WHAT THE TASK ASKS
Repeat the records below exactly.

>> START MATERIAL FOR THIS EXERCISE

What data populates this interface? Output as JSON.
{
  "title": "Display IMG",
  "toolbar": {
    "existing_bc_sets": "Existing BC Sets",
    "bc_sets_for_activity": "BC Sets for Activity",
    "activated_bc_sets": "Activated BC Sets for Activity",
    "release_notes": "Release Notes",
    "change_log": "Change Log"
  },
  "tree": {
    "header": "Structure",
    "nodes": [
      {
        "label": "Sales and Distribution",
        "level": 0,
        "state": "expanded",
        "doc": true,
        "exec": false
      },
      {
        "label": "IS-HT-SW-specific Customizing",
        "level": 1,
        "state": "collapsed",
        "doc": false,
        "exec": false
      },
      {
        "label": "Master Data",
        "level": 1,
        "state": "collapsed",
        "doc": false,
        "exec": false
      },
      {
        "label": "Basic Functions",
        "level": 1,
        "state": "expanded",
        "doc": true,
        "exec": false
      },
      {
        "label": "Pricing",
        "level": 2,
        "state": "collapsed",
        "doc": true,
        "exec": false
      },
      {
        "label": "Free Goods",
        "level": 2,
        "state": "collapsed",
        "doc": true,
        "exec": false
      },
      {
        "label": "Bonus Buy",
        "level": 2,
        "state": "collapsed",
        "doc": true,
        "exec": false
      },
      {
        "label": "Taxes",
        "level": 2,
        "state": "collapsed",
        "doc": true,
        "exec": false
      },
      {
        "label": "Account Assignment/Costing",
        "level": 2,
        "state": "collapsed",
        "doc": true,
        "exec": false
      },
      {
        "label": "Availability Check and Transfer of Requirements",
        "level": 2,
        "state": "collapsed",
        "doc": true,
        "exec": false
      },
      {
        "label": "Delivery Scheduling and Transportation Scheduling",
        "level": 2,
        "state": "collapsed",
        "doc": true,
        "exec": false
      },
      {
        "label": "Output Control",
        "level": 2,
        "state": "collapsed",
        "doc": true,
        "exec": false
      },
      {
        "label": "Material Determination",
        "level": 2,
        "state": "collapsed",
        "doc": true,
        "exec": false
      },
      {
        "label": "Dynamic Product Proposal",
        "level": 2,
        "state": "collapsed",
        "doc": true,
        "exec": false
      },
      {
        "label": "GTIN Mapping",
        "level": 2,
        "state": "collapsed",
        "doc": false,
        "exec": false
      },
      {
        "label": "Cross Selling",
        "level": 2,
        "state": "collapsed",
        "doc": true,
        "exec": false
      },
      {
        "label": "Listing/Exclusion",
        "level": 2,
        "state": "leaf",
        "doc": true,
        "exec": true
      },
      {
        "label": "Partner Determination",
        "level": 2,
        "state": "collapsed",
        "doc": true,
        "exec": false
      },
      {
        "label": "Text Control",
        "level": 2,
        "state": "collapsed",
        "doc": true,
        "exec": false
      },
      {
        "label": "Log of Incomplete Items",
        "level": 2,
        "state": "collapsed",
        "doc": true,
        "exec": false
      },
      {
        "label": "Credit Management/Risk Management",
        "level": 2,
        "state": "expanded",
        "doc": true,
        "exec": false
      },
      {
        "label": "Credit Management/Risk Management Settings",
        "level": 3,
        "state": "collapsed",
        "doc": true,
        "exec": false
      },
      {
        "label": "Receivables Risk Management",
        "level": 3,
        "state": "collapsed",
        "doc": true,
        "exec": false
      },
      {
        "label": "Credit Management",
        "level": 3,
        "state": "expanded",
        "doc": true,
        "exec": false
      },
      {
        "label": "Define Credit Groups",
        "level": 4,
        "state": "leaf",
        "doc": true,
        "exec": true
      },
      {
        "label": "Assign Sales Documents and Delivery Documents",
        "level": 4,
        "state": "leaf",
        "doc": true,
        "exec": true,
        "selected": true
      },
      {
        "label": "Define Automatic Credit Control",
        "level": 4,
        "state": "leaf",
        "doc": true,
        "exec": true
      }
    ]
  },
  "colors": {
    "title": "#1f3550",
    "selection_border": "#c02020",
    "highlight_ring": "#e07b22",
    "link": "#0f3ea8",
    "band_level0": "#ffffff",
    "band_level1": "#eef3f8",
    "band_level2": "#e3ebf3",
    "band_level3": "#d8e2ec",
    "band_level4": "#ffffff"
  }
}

>> END MATERIAL FOR THIS EXERCISE

CORRECT ANSWER
What data populates this interface? Output as JSON.
{
  "title": "Display IMG",
  "toolbar": {
    "existing_bc_sets": "Existing BC Sets",
    "bc_sets_for_activity": "BC Sets for Activity",
    "activated_bc_sets": "Activated BC Sets for Activity",
    "release_notes": "Release Notes",
    "change_log": "Change Log"
  },
  "tree": {
    "header": "Structure",
    "nodes": [
      {
        "label": "Sales and Distribution",
        "level": 0,
        "state": "expanded",
        "doc": true,
        "exec": false
      },
      {
        "label": "IS-HT-SW-specific Customizing",
        "level": 1,
        "state": "collapsed",
        "doc": false,
        "exec": false
      },
      {
        "label": "Master Data",
        "level": 1,
        "state": "collapsed",
        "doc": false,
        "exec": false
      },
      {
        "label": "Basic Functions",
        "level": 1,
        "state": "expanded",
        "doc": true,
        "exec": false
      },
      {
        "label": "Pricing",
        "level": 2,
        "state": "collapsed",
        "doc": true,
        "exec": false
      },
      {
        "label": "Free Goods",
        "level": 2,
        "state": "collapsed",
        "doc": true,
        "exec": false
      },
      {
        "label": "Bonus Buy",
        "level": 2,
        "state": "collapsed",
        "doc": true,
        "exec": false
      },
      {
        "label": "Taxes",
        "level": 2,
        "state": "collapsed",
        "doc": true,
        "exec": false
      },
      {
        "label": "Account Assignment/Costing",
        "level": 2,
        "state": "collapsed",
        "doc": true,
        "exec": false
      },
      {
        "label": "Availability Check and Transfer of Requirements",
        "level": 2,
        "state": "collapsed",
        "doc": true,
        "exec": false
      },
      {
        "label": "Delivery Scheduling and Transportation Scheduling",
        "level": 2,
        "state": "collapsed",
        "doc": true,
        "exec": false
      },
      {
        "label": "Output Control",
        "level": 2,
        "state": "collapsed",
        "doc": true,
        "exec": false
      },
      {
        "label": "Material Determination",
        "level": 2,
        "state": "collapsed",
        "doc": true,
        "exec": false
      },
      {
        "label": "Dynamic Product Proposal",
        "level": 2,
        "state": "collapsed",
        "doc": true,
        "exec": false
      },
      {
        "label": "GTIN Mapping",
        "level": 2,
        "state": "collapsed",
        "doc": false,
        "exec": false
      },
      {
        "label": "Cross Selling",
        "level": 2,
        "state": "collapsed",
        "doc": true,
        "exec": false
      },
      {
        "label": "Listing/Exclusion",
        "level": 2,
        "state": "leaf",
        "doc": true,
        "exec": true
      },
      {
        "label": "Partner Determination",
        "level": 2,
        "state": "collapsed",
        "doc": true,
        "exec": false
      },
      {
        "label": "Text Control",
        "level": 2,
        "state": "collapsed",
        "doc": true,
        "exec": false
      },
      {
        "label": "Log of Incomplete Items",
        "level": 2,
        "state": "collapsed",
        "doc": true,
        "exec": false
      },
      {
        "label": "Credit Management/Risk Management",
        "level": 2,
        "state": "expanded",
        "doc": true,
        "exec": false
      },
      {
        "label": "Credit Management/Risk Management Settings",
        "level": 3,
        "state": "collapsed",
        "doc": true,
        "exec": false
      },
      {
        "label": "Receivables Risk Management",
        "level": 3,
        "state": "collapsed",
        "doc": true,
        "exec": false
      },
      {
        "label": "Credit Management",
        "level": 3,
        "state": "expanded",
        "doc": true,
        "exec": false
      },
      {
        "label": "Define Credit Groups",
        "level": 4,
        "state": "leaf",
        "doc": true,
        "exec": true
      },
      {
        "label": "Assign Sales Documents and Delivery Documents",
        "level": 4,
        "state": "leaf",
        "doc": true,
        "exec": true,
        "selected": true
      },
      {
        "label": "Define Automatic Credit Control",
        "level": 4,
        "state": "leaf",
        "doc": true,
        "exec": true
      }
    ]
  },
  "colors": {
    "title": "#1f3550",
    "selection_border": "#c02020",
    "highlight_ring": "#e07b22",
    "link": "#0f3ea8",
    "band_level0": "#ffffff",
    "band_level1": "#eef3f8",
    "band_level2": "#e3ebf3",
    "band_level3": "#d8e2ec",
    "band_level4": "#ffffff"
  }
}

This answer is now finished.